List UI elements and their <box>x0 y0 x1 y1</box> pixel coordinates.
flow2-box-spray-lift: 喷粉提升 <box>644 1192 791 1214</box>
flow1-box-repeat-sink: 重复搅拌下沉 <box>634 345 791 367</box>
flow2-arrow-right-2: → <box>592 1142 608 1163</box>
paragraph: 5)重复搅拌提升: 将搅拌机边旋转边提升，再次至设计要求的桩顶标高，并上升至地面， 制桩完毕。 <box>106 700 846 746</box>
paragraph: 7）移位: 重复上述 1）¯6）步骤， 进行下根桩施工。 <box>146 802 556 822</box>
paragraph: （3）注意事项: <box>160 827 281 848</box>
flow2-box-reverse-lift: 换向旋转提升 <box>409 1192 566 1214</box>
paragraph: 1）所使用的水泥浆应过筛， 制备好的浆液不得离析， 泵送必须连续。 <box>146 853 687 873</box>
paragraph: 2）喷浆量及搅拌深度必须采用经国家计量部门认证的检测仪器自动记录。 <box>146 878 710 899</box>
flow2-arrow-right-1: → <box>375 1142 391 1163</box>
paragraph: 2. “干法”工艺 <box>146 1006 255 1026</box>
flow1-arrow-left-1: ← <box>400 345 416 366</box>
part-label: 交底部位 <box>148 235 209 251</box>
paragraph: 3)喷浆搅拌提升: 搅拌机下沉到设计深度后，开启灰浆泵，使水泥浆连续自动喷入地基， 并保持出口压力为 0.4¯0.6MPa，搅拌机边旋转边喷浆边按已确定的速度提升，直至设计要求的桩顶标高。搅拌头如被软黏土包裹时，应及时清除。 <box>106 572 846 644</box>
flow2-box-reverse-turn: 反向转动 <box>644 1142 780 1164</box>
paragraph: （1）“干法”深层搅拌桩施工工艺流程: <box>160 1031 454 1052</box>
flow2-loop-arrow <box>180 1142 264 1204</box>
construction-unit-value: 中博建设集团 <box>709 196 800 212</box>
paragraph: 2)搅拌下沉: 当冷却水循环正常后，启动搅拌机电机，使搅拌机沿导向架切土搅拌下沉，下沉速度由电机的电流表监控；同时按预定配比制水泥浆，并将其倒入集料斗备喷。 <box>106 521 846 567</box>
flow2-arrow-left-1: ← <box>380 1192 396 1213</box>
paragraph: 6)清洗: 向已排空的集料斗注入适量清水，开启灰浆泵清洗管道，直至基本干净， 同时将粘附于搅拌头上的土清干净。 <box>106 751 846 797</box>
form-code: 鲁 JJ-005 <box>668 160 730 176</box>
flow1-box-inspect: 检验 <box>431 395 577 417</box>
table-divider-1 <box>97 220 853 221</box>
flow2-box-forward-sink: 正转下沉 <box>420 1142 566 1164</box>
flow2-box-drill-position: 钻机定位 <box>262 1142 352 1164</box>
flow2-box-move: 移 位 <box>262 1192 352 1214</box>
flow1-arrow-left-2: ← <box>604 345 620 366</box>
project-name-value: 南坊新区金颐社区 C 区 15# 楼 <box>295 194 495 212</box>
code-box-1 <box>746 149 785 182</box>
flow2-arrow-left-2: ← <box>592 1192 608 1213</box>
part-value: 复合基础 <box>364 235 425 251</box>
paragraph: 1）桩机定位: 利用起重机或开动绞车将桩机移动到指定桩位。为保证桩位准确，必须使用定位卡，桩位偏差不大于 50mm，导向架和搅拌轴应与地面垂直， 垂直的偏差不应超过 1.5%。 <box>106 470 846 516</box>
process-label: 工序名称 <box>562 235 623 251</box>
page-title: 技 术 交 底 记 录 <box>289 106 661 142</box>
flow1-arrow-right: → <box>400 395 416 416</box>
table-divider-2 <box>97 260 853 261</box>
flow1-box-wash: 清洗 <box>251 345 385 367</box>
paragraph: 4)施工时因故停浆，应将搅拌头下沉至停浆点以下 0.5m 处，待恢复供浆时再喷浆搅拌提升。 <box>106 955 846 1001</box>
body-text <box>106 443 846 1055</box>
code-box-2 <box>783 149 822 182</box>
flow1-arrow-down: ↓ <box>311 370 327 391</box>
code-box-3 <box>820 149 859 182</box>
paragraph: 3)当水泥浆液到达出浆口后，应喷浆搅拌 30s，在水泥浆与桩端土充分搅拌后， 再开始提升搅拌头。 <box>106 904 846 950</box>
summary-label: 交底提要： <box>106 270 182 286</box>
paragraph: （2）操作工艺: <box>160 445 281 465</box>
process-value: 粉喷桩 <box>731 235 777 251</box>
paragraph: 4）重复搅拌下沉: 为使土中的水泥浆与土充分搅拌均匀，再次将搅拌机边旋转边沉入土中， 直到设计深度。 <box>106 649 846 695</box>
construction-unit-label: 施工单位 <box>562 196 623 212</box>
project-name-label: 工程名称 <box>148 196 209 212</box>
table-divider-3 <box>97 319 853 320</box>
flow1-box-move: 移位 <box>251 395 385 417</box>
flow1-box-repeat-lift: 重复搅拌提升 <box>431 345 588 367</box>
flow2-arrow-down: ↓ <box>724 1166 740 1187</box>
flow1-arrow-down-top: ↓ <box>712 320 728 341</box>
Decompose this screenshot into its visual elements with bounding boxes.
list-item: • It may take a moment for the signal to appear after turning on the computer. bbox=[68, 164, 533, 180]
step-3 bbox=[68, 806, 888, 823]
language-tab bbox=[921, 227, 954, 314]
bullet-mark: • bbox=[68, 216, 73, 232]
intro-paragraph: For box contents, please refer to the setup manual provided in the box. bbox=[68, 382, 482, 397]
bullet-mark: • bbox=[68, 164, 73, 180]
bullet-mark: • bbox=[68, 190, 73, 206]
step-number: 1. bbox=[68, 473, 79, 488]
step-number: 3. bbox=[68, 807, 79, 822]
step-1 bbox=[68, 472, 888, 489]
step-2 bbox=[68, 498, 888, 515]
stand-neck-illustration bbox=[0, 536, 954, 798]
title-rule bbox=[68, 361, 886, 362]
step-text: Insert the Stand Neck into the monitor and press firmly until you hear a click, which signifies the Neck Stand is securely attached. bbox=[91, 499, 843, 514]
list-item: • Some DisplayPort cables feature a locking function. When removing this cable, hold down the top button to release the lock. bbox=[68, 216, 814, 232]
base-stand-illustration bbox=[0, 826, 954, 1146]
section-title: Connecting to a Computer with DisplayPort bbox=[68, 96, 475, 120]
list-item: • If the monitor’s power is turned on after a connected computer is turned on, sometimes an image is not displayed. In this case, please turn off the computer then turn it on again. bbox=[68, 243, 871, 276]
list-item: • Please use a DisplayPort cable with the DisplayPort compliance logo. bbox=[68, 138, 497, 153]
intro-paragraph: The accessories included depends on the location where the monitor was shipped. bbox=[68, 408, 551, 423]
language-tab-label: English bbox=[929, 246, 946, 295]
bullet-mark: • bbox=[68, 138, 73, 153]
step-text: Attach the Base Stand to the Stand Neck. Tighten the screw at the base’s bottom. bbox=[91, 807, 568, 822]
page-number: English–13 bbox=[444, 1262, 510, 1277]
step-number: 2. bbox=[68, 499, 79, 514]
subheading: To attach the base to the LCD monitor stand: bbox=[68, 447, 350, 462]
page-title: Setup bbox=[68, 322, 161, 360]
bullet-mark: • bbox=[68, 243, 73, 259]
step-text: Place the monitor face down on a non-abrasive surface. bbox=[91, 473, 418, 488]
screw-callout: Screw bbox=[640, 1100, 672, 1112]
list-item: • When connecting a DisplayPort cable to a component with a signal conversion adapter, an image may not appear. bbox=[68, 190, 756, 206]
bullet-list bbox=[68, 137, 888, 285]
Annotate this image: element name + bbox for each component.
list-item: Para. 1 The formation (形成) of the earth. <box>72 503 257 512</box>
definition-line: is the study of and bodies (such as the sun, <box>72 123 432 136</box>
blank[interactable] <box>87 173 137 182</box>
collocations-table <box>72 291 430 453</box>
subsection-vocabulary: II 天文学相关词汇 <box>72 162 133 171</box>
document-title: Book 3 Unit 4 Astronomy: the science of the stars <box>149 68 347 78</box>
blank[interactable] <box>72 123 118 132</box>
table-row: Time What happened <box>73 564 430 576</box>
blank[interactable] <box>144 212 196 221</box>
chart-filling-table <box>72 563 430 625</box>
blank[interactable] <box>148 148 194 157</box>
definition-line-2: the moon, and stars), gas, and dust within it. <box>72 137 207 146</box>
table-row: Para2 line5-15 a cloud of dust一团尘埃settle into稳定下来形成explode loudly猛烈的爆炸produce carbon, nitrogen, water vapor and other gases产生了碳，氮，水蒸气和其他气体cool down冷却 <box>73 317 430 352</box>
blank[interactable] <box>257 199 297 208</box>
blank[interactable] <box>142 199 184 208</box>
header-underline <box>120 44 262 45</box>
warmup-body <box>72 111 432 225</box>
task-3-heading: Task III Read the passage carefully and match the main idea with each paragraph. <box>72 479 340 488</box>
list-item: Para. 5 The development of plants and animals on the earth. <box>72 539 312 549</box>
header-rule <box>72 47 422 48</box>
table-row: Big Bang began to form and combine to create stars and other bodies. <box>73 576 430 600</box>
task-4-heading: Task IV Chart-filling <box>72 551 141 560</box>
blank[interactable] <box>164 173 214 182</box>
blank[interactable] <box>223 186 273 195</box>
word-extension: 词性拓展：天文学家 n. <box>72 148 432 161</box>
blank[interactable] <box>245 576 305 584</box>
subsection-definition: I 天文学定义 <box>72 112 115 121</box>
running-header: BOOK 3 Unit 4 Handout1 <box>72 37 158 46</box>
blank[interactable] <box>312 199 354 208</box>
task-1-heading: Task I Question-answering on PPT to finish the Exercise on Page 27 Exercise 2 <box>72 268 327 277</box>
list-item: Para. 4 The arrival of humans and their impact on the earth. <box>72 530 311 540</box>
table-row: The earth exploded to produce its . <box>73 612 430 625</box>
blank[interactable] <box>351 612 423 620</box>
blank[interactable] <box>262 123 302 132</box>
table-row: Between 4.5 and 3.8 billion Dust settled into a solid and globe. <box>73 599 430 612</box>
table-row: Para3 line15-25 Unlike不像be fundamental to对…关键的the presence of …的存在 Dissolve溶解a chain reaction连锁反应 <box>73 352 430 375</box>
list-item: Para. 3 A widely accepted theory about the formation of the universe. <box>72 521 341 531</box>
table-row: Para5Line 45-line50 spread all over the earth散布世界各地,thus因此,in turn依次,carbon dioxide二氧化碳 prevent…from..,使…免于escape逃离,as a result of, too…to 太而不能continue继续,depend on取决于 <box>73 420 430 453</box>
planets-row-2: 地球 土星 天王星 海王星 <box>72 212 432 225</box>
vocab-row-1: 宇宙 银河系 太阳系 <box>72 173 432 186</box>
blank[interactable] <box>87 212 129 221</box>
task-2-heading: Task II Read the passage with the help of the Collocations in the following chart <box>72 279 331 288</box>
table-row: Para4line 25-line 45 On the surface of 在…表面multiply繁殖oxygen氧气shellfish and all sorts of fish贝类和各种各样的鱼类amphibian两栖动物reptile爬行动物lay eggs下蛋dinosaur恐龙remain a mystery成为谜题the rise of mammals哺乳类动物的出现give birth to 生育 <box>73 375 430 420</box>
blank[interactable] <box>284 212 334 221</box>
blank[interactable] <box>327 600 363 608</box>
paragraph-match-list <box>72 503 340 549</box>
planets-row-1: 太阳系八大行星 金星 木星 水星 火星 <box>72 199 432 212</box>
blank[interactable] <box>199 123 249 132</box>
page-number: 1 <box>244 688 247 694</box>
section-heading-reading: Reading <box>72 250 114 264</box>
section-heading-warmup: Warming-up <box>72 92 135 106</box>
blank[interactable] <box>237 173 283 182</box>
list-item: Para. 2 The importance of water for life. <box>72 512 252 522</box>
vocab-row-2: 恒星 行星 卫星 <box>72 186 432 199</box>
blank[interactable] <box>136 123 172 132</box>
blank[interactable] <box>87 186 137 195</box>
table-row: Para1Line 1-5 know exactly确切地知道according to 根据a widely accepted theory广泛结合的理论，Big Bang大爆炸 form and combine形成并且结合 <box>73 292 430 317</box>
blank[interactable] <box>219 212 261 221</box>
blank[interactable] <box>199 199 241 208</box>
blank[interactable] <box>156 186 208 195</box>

::::

Short problem » Copy the records above word for word, from their first line through the line containing "form-code: 鲁 JJ-005", with both of those lines included.

Task answer »
List UI elements and their <box>x0 y0 x1 y1</box> pixel coordinates.
flow2-box-spray-lift: 喷粉提升 <box>644 1192 791 1214</box>
flow1-box-repeat-sink: 重复搅拌下沉 <box>634 345 791 367</box>
flow2-arrow-right-2: → <box>592 1142 608 1163</box>
paragraph: 5)重复搅拌提升: 将搅拌机边旋转边提升，再次至设计要求的桩顶标高，并上升至地面， 制桩完毕。 <box>106 700 846 746</box>
paragraph: 7）移位: 重复上述 1）¯6）步骤， 进行下根桩施工。 <box>146 802 556 822</box>
paragraph: （3）注意事项: <box>160 827 281 848</box>
flow2-box-reverse-lift: 换向旋转提升 <box>409 1192 566 1214</box>
paragraph: 1）所使用的水泥浆应过筛， 制备好的浆液不得离析， 泵送必须连续。 <box>146 853 687 873</box>
paragraph: 2）喷浆量及搅拌深度必须采用经国家计量部门认证的检测仪器自动记录。 <box>146 878 710 899</box>
flow2-arrow-right-1: → <box>375 1142 391 1163</box>
paragraph: 2. “干法”工艺 <box>146 1006 255 1026</box>
flow1-arrow-left-1: ← <box>400 345 416 366</box>
part-label: 交底部位 <box>148 235 209 251</box>
paragraph: 3)喷浆搅拌提升: 搅拌机下沉到设计深度后，开启灰浆泵，使水泥浆连续自动喷入地基， 并保持出口压力为 0.4¯0.6MPa，搅拌机边旋转边喷浆边按已确定的速度提升，直至设计要求的桩顶标高。搅拌头如被软黏土包裹时，应及时清除。 <box>106 572 846 644</box>
flow2-box-reverse-turn: 反向转动 <box>644 1142 780 1164</box>
paragraph: （1）“干法”深层搅拌桩施工工艺流程: <box>160 1031 454 1052</box>
flow2-loop-arrow <box>180 1142 264 1204</box>
construction-unit-value: 中博建设集团 <box>709 196 800 212</box>
paragraph: 2)搅拌下沉: 当冷却水循环正常后，启动搅拌机电机，使搅拌机沿导向架切土搅拌下沉，下沉速度由电机的电流表监控；同时按预定配比制水泥浆，并将其倒入集料斗备喷。 <box>106 521 846 567</box>
flow2-arrow-left-1: ← <box>380 1192 396 1213</box>
paragraph: 6)清洗: 向已排空的集料斗注入适量清水，开启灰浆泵清洗管道，直至基本干净， 同时将粘附于搅拌头上的土清干净。 <box>106 751 846 797</box>
form-code: 鲁 JJ-005 <box>668 160 730 176</box>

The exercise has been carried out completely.